Begin

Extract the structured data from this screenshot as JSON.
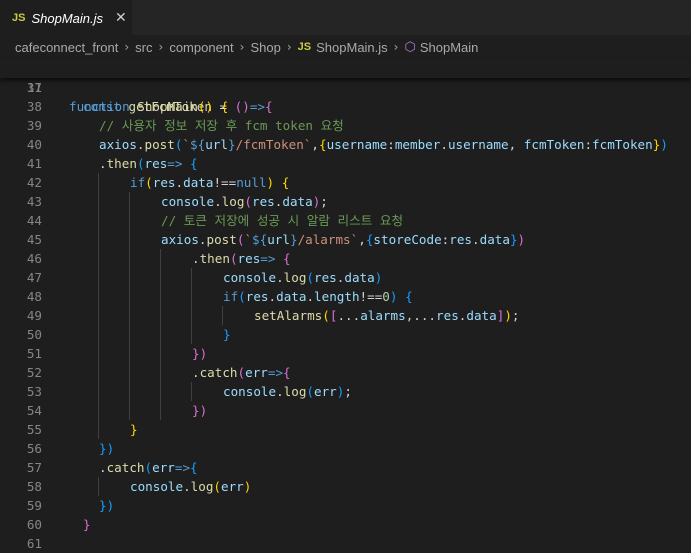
{
  "tab": {
    "icon": "JS",
    "name": "ShopMain.js",
    "close": "✕"
  },
  "breadcrumb": {
    "segments": [
      "cafeconnect_front",
      "src",
      "component",
      "Shop"
    ],
    "file_icon": "JS",
    "file": "ShopMain.js",
    "symbol": "ShopMain"
  },
  "sticky": {
    "line_no": "11"
  },
  "code": {
    "line_numbers": [
      "37",
      "38",
      "39",
      "40",
      "41",
      "42",
      "43",
      "44",
      "45",
      "46",
      "47",
      "48",
      "49",
      "50",
      "51",
      "52",
      "53",
      "54",
      "55",
      "56",
      "57",
      "58",
      "59",
      "60",
      "61"
    ],
    "lines": [
      [],
      [
        [
          "k",
          "const "
        ],
        [
          "f",
          "getFcmToken"
        ],
        [
          "t",
          " = "
        ],
        [
          "b2",
          "()"
        ],
        [
          "k",
          "=>"
        ],
        [
          "b2",
          "{"
        ]
      ],
      [
        [
          "c",
          "// 사용자 정보 저장 후 fcm token 요청"
        ]
      ],
      [
        [
          "v",
          "axios"
        ],
        [
          "t",
          "."
        ],
        [
          "f",
          "post"
        ],
        [
          "b3",
          "("
        ],
        [
          "s",
          "`"
        ],
        [
          "k",
          "${"
        ],
        [
          "v",
          "url"
        ],
        [
          "k",
          "}"
        ],
        [
          "s",
          "/fcmToken`"
        ],
        [
          "t",
          ","
        ],
        [
          "b1",
          "{"
        ],
        [
          "v",
          "username"
        ],
        [
          "t",
          ":"
        ],
        [
          "v",
          "member"
        ],
        [
          "t",
          "."
        ],
        [
          "v",
          "username"
        ],
        [
          "t",
          ", "
        ],
        [
          "v",
          "fcmToken"
        ],
        [
          "t",
          ":"
        ],
        [
          "v",
          "fcmToken"
        ],
        [
          "b1",
          "}"
        ],
        [
          "b3",
          ")"
        ]
      ],
      [
        [
          "t",
          "."
        ],
        [
          "f",
          "then"
        ],
        [
          "b3",
          "("
        ],
        [
          "v",
          "res"
        ],
        [
          "k",
          "=>"
        ],
        [
          "t",
          " "
        ],
        [
          "b3",
          "{"
        ]
      ],
      [
        [
          "k",
          "if"
        ],
        [
          "b1",
          "("
        ],
        [
          "v",
          "res"
        ],
        [
          "t",
          "."
        ],
        [
          "v",
          "data"
        ],
        [
          "t",
          "!=="
        ],
        [
          "k",
          "null"
        ],
        [
          "b1",
          ")"
        ],
        [
          "t",
          " "
        ],
        [
          "b1",
          "{"
        ]
      ],
      [
        [
          "v",
          "console"
        ],
        [
          "t",
          "."
        ],
        [
          "f",
          "log"
        ],
        [
          "b2",
          "("
        ],
        [
          "v",
          "res"
        ],
        [
          "t",
          "."
        ],
        [
          "v",
          "data"
        ],
        [
          "b2",
          ")"
        ],
        [
          "t",
          ";"
        ]
      ],
      [
        [
          "c",
          "// 토큰 저장에 성공 시 알람 리스트 요청"
        ]
      ],
      [
        [
          "v",
          "axios"
        ],
        [
          "t",
          "."
        ],
        [
          "f",
          "post"
        ],
        [
          "b2",
          "("
        ],
        [
          "s",
          "`"
        ],
        [
          "k",
          "${"
        ],
        [
          "v",
          "url"
        ],
        [
          "k",
          "}"
        ],
        [
          "s",
          "/alarms`"
        ],
        [
          "t",
          ","
        ],
        [
          "b3",
          "{"
        ],
        [
          "v",
          "storeCode"
        ],
        [
          "t",
          ":"
        ],
        [
          "v",
          "res"
        ],
        [
          "t",
          "."
        ],
        [
          "v",
          "data"
        ],
        [
          "b3",
          "}"
        ],
        [
          "b2",
          ")"
        ]
      ],
      [
        [
          "t",
          "."
        ],
        [
          "f",
          "then"
        ],
        [
          "b2",
          "("
        ],
        [
          "v",
          "res"
        ],
        [
          "k",
          "=>"
        ],
        [
          "t",
          " "
        ],
        [
          "b2",
          "{"
        ]
      ],
      [
        [
          "v",
          "console"
        ],
        [
          "t",
          "."
        ],
        [
          "f",
          "log"
        ],
        [
          "b3",
          "("
        ],
        [
          "v",
          "res"
        ],
        [
          "t",
          "."
        ],
        [
          "v",
          "data"
        ],
        [
          "b3",
          ")"
        ]
      ],
      [
        [
          "k",
          "if"
        ],
        [
          "b3",
          "("
        ],
        [
          "v",
          "res"
        ],
        [
          "t",
          "."
        ],
        [
          "v",
          "data"
        ],
        [
          "t",
          "."
        ],
        [
          "v",
          "length"
        ],
        [
          "t",
          "!=="
        ],
        [
          "n",
          "0"
        ],
        [
          "b3",
          ")"
        ],
        [
          "t",
          " "
        ],
        [
          "b3",
          "{"
        ]
      ],
      [
        [
          "f",
          "setAlarms"
        ],
        [
          "b1",
          "("
        ],
        [
          "b2",
          "["
        ],
        [
          "t",
          "..."
        ],
        [
          "v",
          "alarms"
        ],
        [
          "t",
          ",..."
        ],
        [
          "v",
          "res"
        ],
        [
          "t",
          "."
        ],
        [
          "v",
          "data"
        ],
        [
          "b2",
          "]"
        ],
        [
          "b1",
          ")"
        ],
        [
          "t",
          ";"
        ]
      ],
      [
        [
          "b3",
          "}"
        ]
      ],
      [
        [
          "b2",
          "})"
        ]
      ],
      [
        [
          "t",
          "."
        ],
        [
          "f",
          "catch"
        ],
        [
          "b2",
          "("
        ],
        [
          "v",
          "err"
        ],
        [
          "k",
          "=>"
        ],
        [
          "b2",
          "{"
        ]
      ],
      [
        [
          "v",
          "console"
        ],
        [
          "t",
          "."
        ],
        [
          "f",
          "log"
        ],
        [
          "b3",
          "("
        ],
        [
          "v",
          "err"
        ],
        [
          "b3",
          ")"
        ],
        [
          "t",
          ";"
        ]
      ],
      [
        [
          "b2",
          "})"
        ]
      ],
      [
        [
          "b1",
          "}"
        ]
      ],
      [
        [
          "b3",
          "})"
        ]
      ],
      [
        [
          "t",
          "."
        ],
        [
          "f",
          "catch"
        ],
        [
          "b3",
          "("
        ],
        [
          "v",
          "err"
        ],
        [
          "k",
          "=>"
        ],
        [
          "b3",
          "{"
        ]
      ],
      [
        [
          "v",
          "console"
        ],
        [
          "t",
          "."
        ],
        [
          "f",
          "log"
        ],
        [
          "b1",
          "("
        ],
        [
          "v",
          "err"
        ],
        [
          "b1",
          ")"
        ]
      ],
      [
        [
          "b3",
          "})"
        ]
      ],
      [
        [
          "b2",
          "}"
        ]
      ],
      []
    ]
  },
  "sticky_code": [
    [
      "k",
      "function "
    ],
    [
      "f",
      "ShopMain"
    ],
    [
      "b1",
      "()"
    ],
    [
      "t",
      " "
    ],
    [
      "b1",
      "{"
    ]
  ]
}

End

*Problem details*
Reproduce the full listing above verbatim, with no pictures included.

*Task output*
Extract the structured data from this screenshot as JSON.
{
  "tab": {
    "icon": "JS",
    "name": "ShopMain.js",
    "close": "✕"
  },
  "breadcrumb": {
    "segments": [
      "cafeconnect_front",
      "src",
      "component",
      "Shop"
    ],
    "file_icon": "JS",
    "file": "ShopMain.js",
    "symbol": "ShopMain"
  },
  "sticky": {
    "line_no": "11"
  },
  "code": {
    "line_numbers": [
      "37",
      "38",
      "39",
      "40",
      "41",
      "42",
      "43",
      "44",
      "45",
      "46",
      "47",
      "48",
      "49",
      "50",
      "51",
      "52",
      "53",
      "54",
      "55",
      "56",
      "57",
      "58",
      "59",
      "60",
      "61"
    ],
    "lines": [
      [],
      [
        [
          "k",
          "const "
        ],
        [
          "f",
          "getFcmToken"
        ],
        [
          "t",
          " = "
        ],
        [
          "b2",
          "()"
        ],
        [
          "k",
          "=>"
        ],
        [
          "b2",
          "{"
        ]
      ],
      [
        [
          "c",
          "// 사용자 정보 저장 후 fcm token 요청"
        ]
      ],
      [
        [
          "v",
          "axios"
        ],
        [
          "t",
          "."
        ],
        [
          "f",
          "post"
        ],
        [
          "b3",
          "("
        ],
        [
          "s",
          "`"
        ],
        [
          "k",
          "${"
        ],
        [
          "v",
          "url"
        ],
        [
          "k",
          "}"
        ],
        [
          "s",
          "/fcmToken`"
        ],
        [
          "t",
          ","
        ],
        [
          "b1",
          "{"
        ],
        [
          "v",
          "username"
        ],
        [
          "t",
          ":"
        ],
        [
          "v",
          "member"
        ],
        [
          "t",
          "."
        ],
        [
          "v",
          "username"
        ],
        [
          "t",
          ", "
        ],
        [
          "v",
          "fcmToken"
        ],
        [
          "t",
          ":"
        ],
        [
          "v",
          "fcmToken"
        ],
        [
          "b1",
          "}"
        ],
        [
          "b3",
          ")"
        ]
      ],
      [
        [
          "t",
          "."
        ],
        [
          "f",
          "then"
        ],
        [
          "b3",
          "("
        ],
        [
          "v",
          "res"
        ],
        [
          "k",
          "=>"
        ],
        [
          "t",
          " "
        ],
        [
          "b3",
          "{"
        ]
      ],
      [
        [
          "k",
          "if"
        ],
        [
          "b1",
          "("
        ],
        [
          "v",
          "res"
        ],
        [
          "t",
          "."
        ],
        [
          "v",
          "data"
        ],
        [
          "t",
          "!=="
        ],
        [
          "k",
          "null"
        ],
        [
          "b1",
          ")"
        ],
        [
          "t",
          " "
        ],
        [
          "b1",
          "{"
        ]
      ],
      [
        [
          "v",
          "console"
        ],
        [
          "t",
          "."
        ],
        [
          "f",
          "log"
        ],
        [
          "b2",
          "("
        ],
        [
          "v",
          "res"
        ],
        [
          "t",
          "."
        ],
        [
          "v",
          "data"
        ],
        [
          "b2",
          ")"
        ],
        [
          "t",
          ";"
        ]
      ],
      [
        [
          "c",
          "// 토큰 저장에 성공 시 알람 리스트 요청"
        ]
      ],
      [
        [
          "v",
          "axios"
        ],
        [
          "t",
          "."
        ],
        [
          "f",
          "post"
        ],
        [
          "b2",
          "("
        ],
        [
          "s",
          "`"
        ],
        [
          "k",
          "${"
        ],
        [
          "v",
          "url"
        ],
        [
          "k",
          "}"
        ],
        [
          "s",
          "/alarms`"
        ],
        [
          "t",
          ","
        ],
        [
          "b3",
          "{"
        ],
        [
          "v",
          "storeCode"
        ],
        [
          "t",
          ":"
        ],
        [
          "v",
          "res"
        ],
        [
          "t",
          "."
        ],
        [
          "v",
          "data"
        ],
        [
          "b3",
          "}"
        ],
        [
          "b2",
          ")"
        ]
      ],
      [
        [
          "t",
          "."
        ],
        [
          "f",
          "then"
        ],
        [
          "b2",
          "("
        ],
        [
          "v",
          "res"
        ],
        [
          "k",
          "=>"
        ],
        [
          "t",
          " "
        ],
        [
          "b2",
          "{"
        ]
      ],
      [
        [
          "v",
          "console"
        ],
        [
          "t",
          "."
        ],
        [
          "f",
          "log"
        ],
        [
          "b3",
          "("
        ],
        [
          "v",
          "res"
        ],
        [
          "t",
          "."
        ],
        [
          "v",
          "data"
        ],
        [
          "b3",
          ")"
        ]
      ],
      [
        [
          "k",
          "if"
        ],
        [
          "b3",
          "("
        ],
        [
          "v",
          "res"
        ],
        [
          "t",
          "."
        ],
        [
          "v",
          "data"
        ],
        [
          "t",
          "."
        ],
        [
          "v",
          "length"
        ],
        [
          "t",
          "!=="
        ],
        [
          "n",
          "0"
        ],
        [
          "b3",
          ")"
        ],
        [
          "t",
          " "
        ],
        [
          "b3",
          "{"
        ]
      ],
      [
        [
          "f",
          "setAlarms"
        ],
        [
          "b1",
          "("
        ],
        [
          "b2",
          "["
        ],
        [
          "t",
          "..."
        ],
        [
          "v",
          "alarms"
        ],
        [
          "t",
          ",..."
        ],
        [
          "v",
          "res"
        ],
        [
          "t",
          "."
        ],
        [
          "v",
          "data"
        ],
        [
          "b2",
          "]"
        ],
        [
          "b1",
          ")"
        ],
        [
          "t",
          ";"
        ]
      ],
      [
        [
          "b3",
          "}"
        ]
      ],
      [
        [
          "b2",
          "})"
        ]
      ],
      [
        [
          "t",
          "."
        ],
        [
          "f",
          "catch"
        ],
        [
          "b2",
          "("
        ],
        [
          "v",
          "err"
        ],
        [
          "k",
          "=>"
        ],
        [
          "b2",
          "{"
        ]
      ],
      [
        [
          "v",
          "console"
        ],
        [
          "t",
          "."
        ],
        [
          "f",
          "log"
        ],
        [
          "b3",
          "("
        ],
        [
          "v",
          "err"
        ],
        [
          "b3",
          ")"
        ],
        [
          "t",
          ";"
        ]
      ],
      [
        [
          "b2",
          "})"
        ]
      ],
      [
        [
          "b1",
          "}"
        ]
      ],
      [
        [
          "b3",
          "})"
        ]
      ],
      [
        [
          "t",
          "."
        ],
        [
          "f",
          "catch"
        ],
        [
          "b3",
          "("
        ],
        [
          "v",
          "err"
        ],
        [
          "k",
          "=>"
        ],
        [
          "b3",
          "{"
        ]
      ],
      [
        [
          "v",
          "console"
        ],
        [
          "t",
          "."
        ],
        [
          "f",
          "log"
        ],
        [
          "b1",
          "("
        ],
        [
          "v",
          "err"
        ],
        [
          "b1",
          ")"
        ]
      ],
      [
        [
          "b3",
          "})"
        ]
      ],
      [
        [
          "b2",
          "}"
        ]
      ],
      []
    ]
  },
  "sticky_code": [
    [
      "k",
      "function "
    ],
    [
      "f",
      "ShopMain"
    ],
    [
      "b1",
      "()"
    ],
    [
      "t",
      " "
    ],
    [
      "b1",
      "{"
    ]
  ]
}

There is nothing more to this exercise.